## START EXCERPTED RECORDS

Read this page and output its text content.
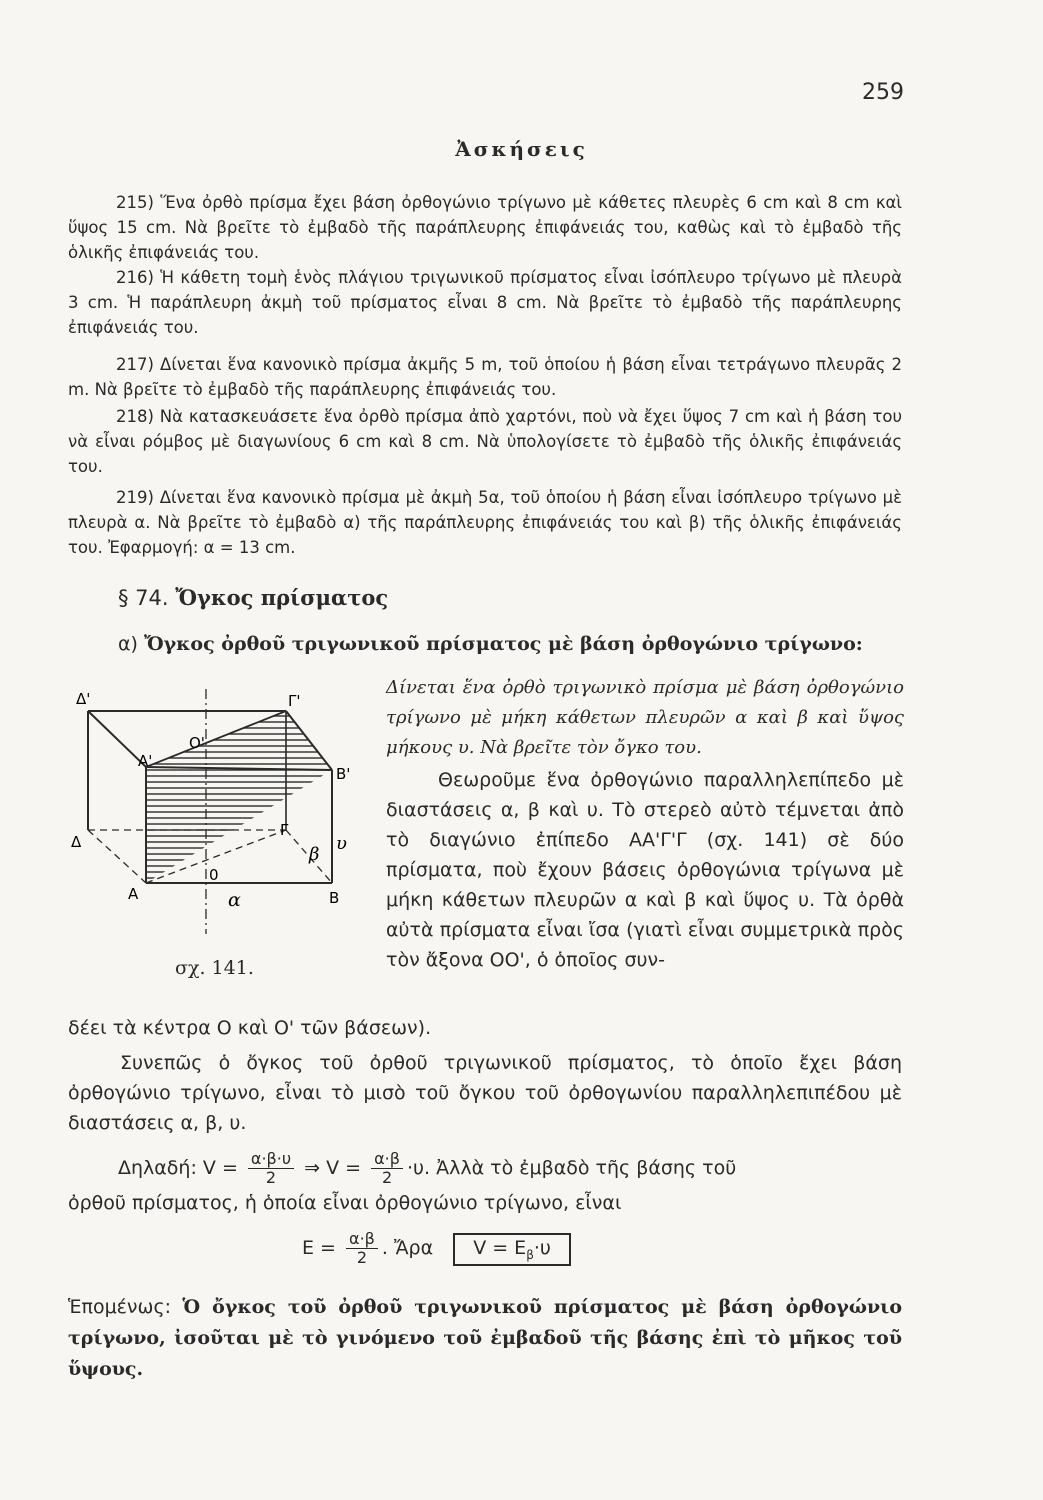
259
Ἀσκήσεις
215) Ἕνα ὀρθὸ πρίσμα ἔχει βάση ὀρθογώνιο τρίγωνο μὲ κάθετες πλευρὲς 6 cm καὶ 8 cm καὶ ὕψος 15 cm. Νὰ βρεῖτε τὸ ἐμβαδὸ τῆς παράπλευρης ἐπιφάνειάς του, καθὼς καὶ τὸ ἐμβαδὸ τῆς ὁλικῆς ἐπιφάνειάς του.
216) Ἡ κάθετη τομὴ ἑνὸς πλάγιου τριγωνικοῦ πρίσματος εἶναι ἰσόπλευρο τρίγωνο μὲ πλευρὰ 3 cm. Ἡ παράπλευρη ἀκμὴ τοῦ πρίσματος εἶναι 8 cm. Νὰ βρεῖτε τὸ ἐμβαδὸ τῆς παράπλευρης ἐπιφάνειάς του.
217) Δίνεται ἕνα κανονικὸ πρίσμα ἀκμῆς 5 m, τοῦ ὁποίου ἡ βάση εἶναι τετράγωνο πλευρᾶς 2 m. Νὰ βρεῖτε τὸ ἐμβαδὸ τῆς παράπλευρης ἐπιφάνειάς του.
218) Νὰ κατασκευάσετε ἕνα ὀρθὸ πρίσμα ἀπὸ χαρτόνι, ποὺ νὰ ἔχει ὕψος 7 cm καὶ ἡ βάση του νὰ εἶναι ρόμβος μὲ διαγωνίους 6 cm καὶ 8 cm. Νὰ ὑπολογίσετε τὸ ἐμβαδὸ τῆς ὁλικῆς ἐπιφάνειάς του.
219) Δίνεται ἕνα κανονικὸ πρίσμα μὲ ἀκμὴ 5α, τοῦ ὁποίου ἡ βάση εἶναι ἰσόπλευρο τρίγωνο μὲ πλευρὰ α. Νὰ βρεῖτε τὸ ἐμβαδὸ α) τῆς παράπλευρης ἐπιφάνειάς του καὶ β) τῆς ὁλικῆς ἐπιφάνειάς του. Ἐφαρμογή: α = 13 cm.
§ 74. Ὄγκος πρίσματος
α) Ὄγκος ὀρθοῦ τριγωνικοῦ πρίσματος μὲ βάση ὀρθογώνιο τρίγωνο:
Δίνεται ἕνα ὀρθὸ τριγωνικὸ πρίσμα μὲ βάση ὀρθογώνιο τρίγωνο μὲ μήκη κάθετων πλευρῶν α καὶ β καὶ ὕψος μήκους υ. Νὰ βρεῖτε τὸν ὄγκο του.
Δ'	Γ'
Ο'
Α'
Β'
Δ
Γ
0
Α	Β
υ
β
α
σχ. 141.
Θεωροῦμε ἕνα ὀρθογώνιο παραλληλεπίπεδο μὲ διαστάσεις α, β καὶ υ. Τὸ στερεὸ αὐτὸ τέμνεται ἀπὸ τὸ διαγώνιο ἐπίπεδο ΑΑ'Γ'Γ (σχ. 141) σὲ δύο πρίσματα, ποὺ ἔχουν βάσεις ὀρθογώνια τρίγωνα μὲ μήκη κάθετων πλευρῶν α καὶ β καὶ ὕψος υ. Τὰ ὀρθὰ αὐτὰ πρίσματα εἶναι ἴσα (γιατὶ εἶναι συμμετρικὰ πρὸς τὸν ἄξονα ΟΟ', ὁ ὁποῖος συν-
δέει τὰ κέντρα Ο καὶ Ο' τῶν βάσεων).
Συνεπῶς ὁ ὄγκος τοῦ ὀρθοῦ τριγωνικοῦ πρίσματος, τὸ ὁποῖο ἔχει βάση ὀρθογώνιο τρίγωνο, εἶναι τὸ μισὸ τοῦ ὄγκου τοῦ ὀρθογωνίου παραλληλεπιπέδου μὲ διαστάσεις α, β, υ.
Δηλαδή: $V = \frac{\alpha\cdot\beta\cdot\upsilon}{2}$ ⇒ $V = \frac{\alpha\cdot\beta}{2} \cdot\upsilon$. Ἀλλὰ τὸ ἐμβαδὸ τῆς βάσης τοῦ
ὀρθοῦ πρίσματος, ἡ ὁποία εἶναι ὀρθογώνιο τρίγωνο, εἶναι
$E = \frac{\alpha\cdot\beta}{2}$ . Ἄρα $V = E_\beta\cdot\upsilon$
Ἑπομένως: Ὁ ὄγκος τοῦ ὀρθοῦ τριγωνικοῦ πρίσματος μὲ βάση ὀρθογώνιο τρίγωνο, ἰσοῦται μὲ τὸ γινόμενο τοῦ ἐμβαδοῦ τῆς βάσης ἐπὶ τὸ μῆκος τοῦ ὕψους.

## END EXCERPTED RECORDS
## START EXCERPTED RECORDS

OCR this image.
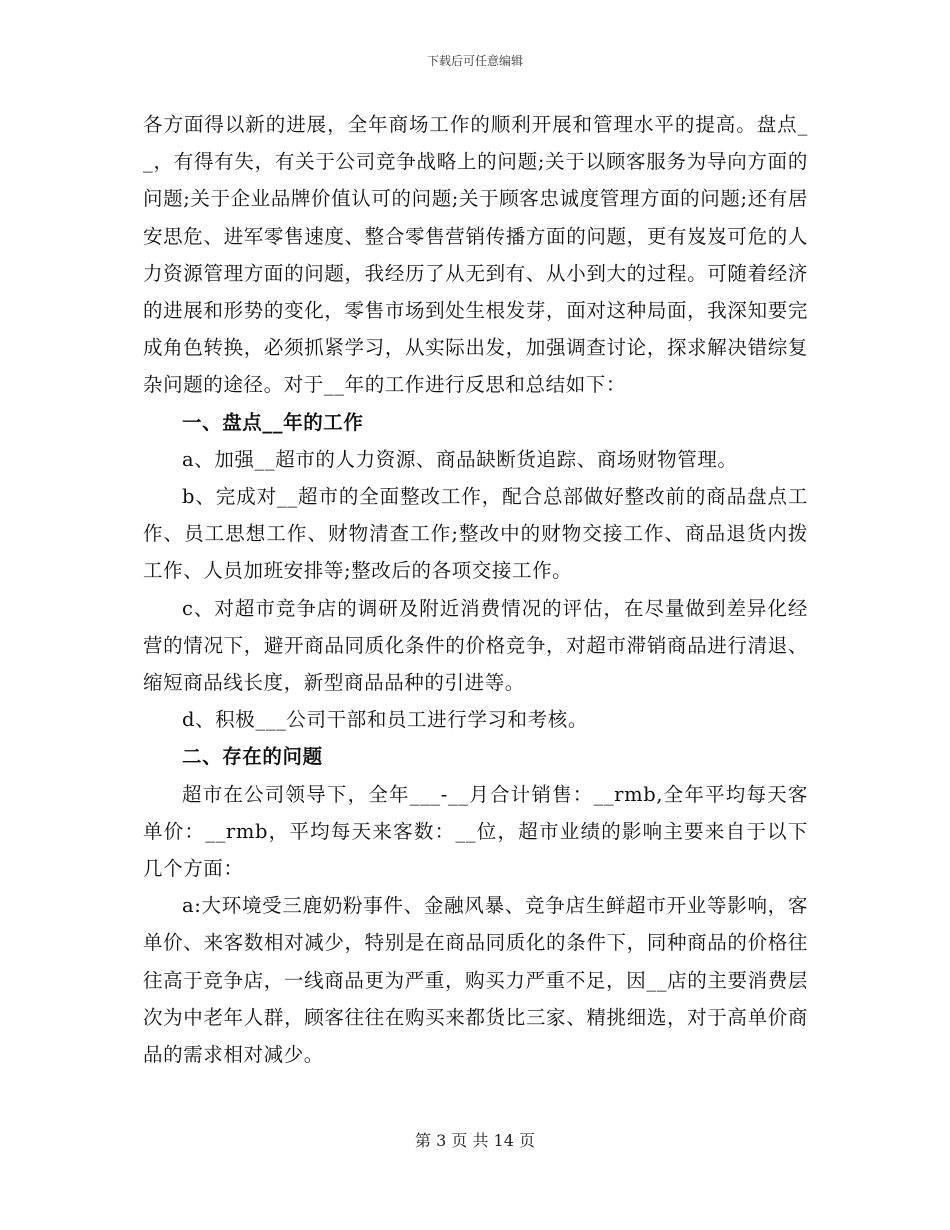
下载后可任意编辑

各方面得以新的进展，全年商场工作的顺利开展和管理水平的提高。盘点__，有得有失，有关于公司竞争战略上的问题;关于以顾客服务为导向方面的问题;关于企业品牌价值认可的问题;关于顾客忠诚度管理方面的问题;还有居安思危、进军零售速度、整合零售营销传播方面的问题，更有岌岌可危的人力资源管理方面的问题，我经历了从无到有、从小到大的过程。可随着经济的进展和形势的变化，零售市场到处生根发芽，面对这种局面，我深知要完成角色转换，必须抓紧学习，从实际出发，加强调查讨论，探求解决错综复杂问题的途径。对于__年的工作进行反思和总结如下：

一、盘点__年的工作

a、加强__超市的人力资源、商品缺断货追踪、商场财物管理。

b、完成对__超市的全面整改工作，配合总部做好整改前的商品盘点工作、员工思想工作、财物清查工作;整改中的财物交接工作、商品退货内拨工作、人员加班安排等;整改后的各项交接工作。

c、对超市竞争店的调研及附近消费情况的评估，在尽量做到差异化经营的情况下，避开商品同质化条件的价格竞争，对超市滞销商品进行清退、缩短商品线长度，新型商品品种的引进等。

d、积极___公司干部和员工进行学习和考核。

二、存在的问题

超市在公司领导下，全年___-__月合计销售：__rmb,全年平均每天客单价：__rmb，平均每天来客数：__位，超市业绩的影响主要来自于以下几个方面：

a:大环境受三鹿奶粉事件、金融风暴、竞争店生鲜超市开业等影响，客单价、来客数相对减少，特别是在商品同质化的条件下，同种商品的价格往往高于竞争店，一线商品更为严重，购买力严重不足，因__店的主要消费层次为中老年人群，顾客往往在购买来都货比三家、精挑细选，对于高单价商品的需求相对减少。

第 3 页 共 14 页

## END EXCERPTED RECORDS

[TASK TO CARRY OUT] Pick out all lines from the data above in which the word "upsilon" appears.

[THE REPLY]
Δηλαδή: $V = \frac{\alpha\cdot\beta\cdot\upsilon}{2}$ ⇒ $V = \frac{\alpha\cdot\beta}{2} \cdot\upsilon$. Ἀλλὰ τὸ ἐμβαδὸ τῆς βάσης τοῦ
$E = \frac{\alpha\cdot\beta}{2}$ . Ἄρα $V = E_\beta\cdot\upsilon$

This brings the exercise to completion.